Description of the task — What follows is a block of records; reproduce all of it verbatim.

[Lines of data]
[BEGIN]

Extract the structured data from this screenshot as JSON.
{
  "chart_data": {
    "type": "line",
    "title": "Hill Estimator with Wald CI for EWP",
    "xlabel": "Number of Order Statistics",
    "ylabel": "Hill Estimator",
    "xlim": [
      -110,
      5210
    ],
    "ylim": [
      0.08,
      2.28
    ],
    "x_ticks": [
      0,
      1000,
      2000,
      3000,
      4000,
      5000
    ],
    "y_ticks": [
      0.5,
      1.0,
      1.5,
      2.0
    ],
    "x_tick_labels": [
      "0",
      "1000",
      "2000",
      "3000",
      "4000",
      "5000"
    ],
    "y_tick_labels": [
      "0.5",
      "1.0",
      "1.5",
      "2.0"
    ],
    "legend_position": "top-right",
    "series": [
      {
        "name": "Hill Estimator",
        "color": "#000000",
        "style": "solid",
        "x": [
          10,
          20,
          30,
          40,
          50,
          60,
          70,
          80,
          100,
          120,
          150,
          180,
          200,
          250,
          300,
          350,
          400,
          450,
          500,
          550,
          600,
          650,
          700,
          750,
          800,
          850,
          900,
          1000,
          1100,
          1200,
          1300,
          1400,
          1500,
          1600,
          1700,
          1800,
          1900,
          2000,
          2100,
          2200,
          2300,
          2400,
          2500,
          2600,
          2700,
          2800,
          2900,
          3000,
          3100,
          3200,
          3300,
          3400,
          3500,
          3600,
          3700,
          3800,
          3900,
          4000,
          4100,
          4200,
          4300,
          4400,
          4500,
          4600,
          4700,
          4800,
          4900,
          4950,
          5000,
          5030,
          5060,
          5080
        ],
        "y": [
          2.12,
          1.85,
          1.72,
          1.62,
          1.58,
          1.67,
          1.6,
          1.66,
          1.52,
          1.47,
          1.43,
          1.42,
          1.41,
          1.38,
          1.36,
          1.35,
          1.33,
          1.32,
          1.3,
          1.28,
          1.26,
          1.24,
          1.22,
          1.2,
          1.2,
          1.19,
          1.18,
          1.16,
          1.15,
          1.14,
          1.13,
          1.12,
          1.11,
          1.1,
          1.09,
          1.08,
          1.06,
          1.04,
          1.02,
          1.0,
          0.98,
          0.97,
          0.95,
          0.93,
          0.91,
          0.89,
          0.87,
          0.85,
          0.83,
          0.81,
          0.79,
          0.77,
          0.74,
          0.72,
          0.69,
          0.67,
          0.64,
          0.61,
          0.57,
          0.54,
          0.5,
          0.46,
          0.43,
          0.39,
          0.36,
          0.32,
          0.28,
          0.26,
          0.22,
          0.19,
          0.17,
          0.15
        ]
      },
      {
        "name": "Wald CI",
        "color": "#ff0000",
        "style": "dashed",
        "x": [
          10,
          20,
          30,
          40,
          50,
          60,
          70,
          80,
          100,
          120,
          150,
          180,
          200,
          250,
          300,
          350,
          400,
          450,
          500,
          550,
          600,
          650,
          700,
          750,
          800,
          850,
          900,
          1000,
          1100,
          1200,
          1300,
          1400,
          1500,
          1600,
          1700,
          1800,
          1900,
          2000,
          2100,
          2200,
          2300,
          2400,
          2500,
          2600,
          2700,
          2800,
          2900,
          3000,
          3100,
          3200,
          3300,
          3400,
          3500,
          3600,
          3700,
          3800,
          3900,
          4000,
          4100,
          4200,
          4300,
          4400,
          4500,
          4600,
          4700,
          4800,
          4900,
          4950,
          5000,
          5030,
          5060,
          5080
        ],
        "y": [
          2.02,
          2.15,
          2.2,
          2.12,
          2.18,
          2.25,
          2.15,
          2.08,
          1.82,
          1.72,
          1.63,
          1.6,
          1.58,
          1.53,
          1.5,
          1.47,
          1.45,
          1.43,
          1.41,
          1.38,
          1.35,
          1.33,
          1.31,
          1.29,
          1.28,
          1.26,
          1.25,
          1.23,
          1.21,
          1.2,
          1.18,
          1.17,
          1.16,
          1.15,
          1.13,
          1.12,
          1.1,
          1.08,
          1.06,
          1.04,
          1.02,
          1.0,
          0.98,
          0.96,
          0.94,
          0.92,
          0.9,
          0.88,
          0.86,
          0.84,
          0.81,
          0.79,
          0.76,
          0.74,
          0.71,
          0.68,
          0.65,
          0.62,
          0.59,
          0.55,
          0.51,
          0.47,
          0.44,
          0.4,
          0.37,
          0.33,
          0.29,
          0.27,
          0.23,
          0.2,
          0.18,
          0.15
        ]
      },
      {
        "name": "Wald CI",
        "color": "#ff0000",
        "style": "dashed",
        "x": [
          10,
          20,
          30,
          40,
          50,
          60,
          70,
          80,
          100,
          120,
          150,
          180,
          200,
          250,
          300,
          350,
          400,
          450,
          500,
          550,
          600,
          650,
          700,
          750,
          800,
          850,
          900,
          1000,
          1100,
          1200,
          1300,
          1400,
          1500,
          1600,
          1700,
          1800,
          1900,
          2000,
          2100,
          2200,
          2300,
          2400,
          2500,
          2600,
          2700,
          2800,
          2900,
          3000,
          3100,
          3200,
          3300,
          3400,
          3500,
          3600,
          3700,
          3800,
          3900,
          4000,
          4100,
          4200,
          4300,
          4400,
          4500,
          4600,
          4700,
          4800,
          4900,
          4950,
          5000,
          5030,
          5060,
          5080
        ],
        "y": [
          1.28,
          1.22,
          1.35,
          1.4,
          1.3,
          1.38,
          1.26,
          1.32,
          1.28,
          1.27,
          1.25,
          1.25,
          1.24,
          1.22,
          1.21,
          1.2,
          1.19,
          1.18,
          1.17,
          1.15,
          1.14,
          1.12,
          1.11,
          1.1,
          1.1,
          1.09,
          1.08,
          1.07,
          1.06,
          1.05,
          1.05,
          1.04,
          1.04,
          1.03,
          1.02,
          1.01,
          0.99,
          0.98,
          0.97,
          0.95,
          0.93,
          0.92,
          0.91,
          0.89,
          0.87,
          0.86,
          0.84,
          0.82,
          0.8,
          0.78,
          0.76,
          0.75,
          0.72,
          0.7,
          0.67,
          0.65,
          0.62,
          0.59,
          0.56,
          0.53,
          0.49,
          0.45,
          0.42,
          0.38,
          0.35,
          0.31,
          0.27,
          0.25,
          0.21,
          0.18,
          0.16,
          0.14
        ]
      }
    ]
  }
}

[END]

Result for this exercise —
Extract the structured data from this screenshot as JSON.
{
  "chart_data": {
    "type": "line",
    "title": "Hill Estimator with Wald CI for EWP",
    "xlabel": "Number of Order Statistics",
    "ylabel": "Hill Estimator",
    "xlim": [
      -110,
      5210
    ],
    "ylim": [
      0.08,
      2.28
    ],
    "x_ticks": [
      0,
      1000,
      2000,
      3000,
      4000,
      5000
    ],
    "y_ticks": [
      0.5,
      1.0,
      1.5,
      2.0
    ],
    "x_tick_labels": [
      "0",
      "1000",
      "2000",
      "3000",
      "4000",
      "5000"
    ],
    "y_tick_labels": [
      "0.5",
      "1.0",
      "1.5",
      "2.0"
    ],
    "legend_position": "top-right",
    "series": [
      {
        "name": "Hill Estimator",
        "color": "#000000",
        "style": "solid",
        "x": [
          10,
          20,
          30,
          40,
          50,
          60,
          70,
          80,
          100,
          120,
          150,
          180,
          200,
          250,
          300,
          350,
          400,
          450,
          500,
          550,
          600,
          650,
          700,
          750,
          800,
          850,
          900,
          1000,
          1100,
          1200,
          1300,
          1400,
          1500,
          1600,
          1700,
          1800,
          1900,
          2000,
          2100,
          2200,
          2300,
          2400,
          2500,
          2600,
          2700,
          2800,
          2900,
          3000,
          3100,
          3200,
          3300,
          3400,
          3500,
          3600,
          3700,
          3800,
          3900,
          4000,
          4100,
          4200,
          4300,
          4400,
          4500,
          4600,
          4700,
          4800,
          4900,
          4950,
          5000,
          5030,
          5060,
          5080
        ],
        "y": [
          2.12,
          1.85,
          1.72,
          1.62,
          1.58,
          1.67,
          1.6,
          1.66,
          1.52,
          1.47,
          1.43,
          1.42,
          1.41,
          1.38,
          1.36,
          1.35,
          1.33,
          1.32,
          1.3,
          1.28,
          1.26,
          1.24,
          1.22,
          1.2,
          1.2,
          1.19,
          1.18,
          1.16,
          1.15,
          1.14,
          1.13,
          1.12,
          1.11,
          1.1,
          1.09,
          1.08,
          1.06,
          1.04,
          1.02,
          1.0,
          0.98,
          0.97,
          0.95,
          0.93,
          0.91,
          0.89,
          0.87,
          0.85,
          0.83,
          0.81,
          0.79,
          0.77,
          0.74,
          0.72,
          0.69,
          0.67,
          0.64,
          0.61,
          0.57,
          0.54,
          0.5,
          0.46,
          0.43,
          0.39,
          0.36,
          0.32,
          0.28,
          0.26,
          0.22,
          0.19,
          0.17,
          0.15
        ]
      },
      {
        "name": "Wald CI",
        "color": "#ff0000",
        "style": "dashed",
        "x": [
          10,
          20,
          30,
          40,
          50,
          60,
          70,
          80,
          100,
          120,
          150,
          180,
          200,
          250,
          300,
          350,
          400,
          450,
          500,
          550,
          600,
          650,
          700,
          750,
          800,
          850,
          900,
          1000,
          1100,
          1200,
          1300,
          1400,
          1500,
          1600,
          1700,
          1800,
          1900,
          2000,
          2100,
          2200,
          2300,
          2400,
          2500,
          2600,
          2700,
          2800,
          2900,
          3000,
          3100,
          3200,
          3300,
          3400,
          3500,
          3600,
          3700,
          3800,
          3900,
          4000,
          4100,
          4200,
          4300,
          4400,
          4500,
          4600,
          4700,
          4800,
          4900,
          4950,
          5000,
          5030,
          5060,
          5080
        ],
        "y": [
          2.02,
          2.15,
          2.2,
          2.12,
          2.18,
          2.25,
          2.15,
          2.08,
          1.82,
          1.72,
          1.63,
          1.6,
          1.58,
          1.53,
          1.5,
          1.47,
          1.45,
          1.43,
          1.41,
          1.38,
          1.35,
          1.33,
          1.31,
          1.29,
          1.28,
          1.26,
          1.25,
          1.23,
          1.21,
          1.2,
          1.18,
          1.17,
          1.16,
          1.15,
          1.13,
          1.12,
          1.1,
          1.08,
          1.06,
          1.04,
          1.02,
          1.0,
          0.98,
          0.96,
          0.94,
          0.92,
          0.9,
          0.88,
          0.86,
          0.84,
          0.81,
          0.79,
          0.76,
          0.74,
          0.71,
          0.68,
          0.65,
          0.62,
          0.59,
          0.55,
          0.51,
          0.47,
          0.44,
          0.4,
          0.37,
          0.33,
          0.29,
          0.27,
          0.23,
          0.2,
          0.18,
          0.15
        ]
      },
      {
        "name": "Wald CI",
        "color": "#ff0000",
        "style": "dashed",
        "x": [
          10,
          20,
          30,
          40,
          50,
          60,
          70,
          80,
          100,
          120,
          150,
          180,
          200,
          250,
          300,
          350,
          400,
          450,
          500,
          550,
          600,
          650,
          700,
          750,
          800,
          850,
          900,
          1000,
          1100,
          1200,
          1300,
          1400,
          1500,
          1600,
          1700,
          1800,
          1900,
          2000,
          2100,
          2200,
          2300,
          2400,
          2500,
          2600,
          2700,
          2800,
          2900,
          3000,
          3100,
          3200,
          3300,
          3400,
          3500,
          3600,
          3700,
          3800,
          3900,
          4000,
          4100,
          4200,
          4300,
          4400,
          4500,
          4600,
          4700,
          4800,
          4900,
          4950,
          5000,
          5030,
          5060,
          5080
        ],
        "y": [
          1.28,
          1.22,
          1.35,
          1.4,
          1.3,
          1.38,
          1.26,
          1.32,
          1.28,
          1.27,
          1.25,
          1.25,
          1.24,
          1.22,
          1.21,
          1.2,
          1.19,
          1.18,
          1.17,
          1.15,
          1.14,
          1.12,
          1.11,
          1.1,
          1.1,
          1.09,
          1.08,
          1.07,
          1.06,
          1.05,
          1.05,
          1.04,
          1.04,
          1.03,
          1.02,
          1.01,
          0.99,
          0.98,
          0.97,
          0.95,
          0.93,
          0.92,
          0.91,
          0.89,
          0.87,
          0.86,
          0.84,
          0.82,
          0.8,
          0.78,
          0.76,
          0.75,
          0.72,
          0.7,
          0.67,
          0.65,
          0.62,
          0.59,
          0.56,
          0.53,
          0.49,
          0.45,
          0.42,
          0.38,
          0.35,
          0.31,
          0.27,
          0.25,
          0.21,
          0.18,
          0.16,
          0.14
        ]
      }
    ]
  }
}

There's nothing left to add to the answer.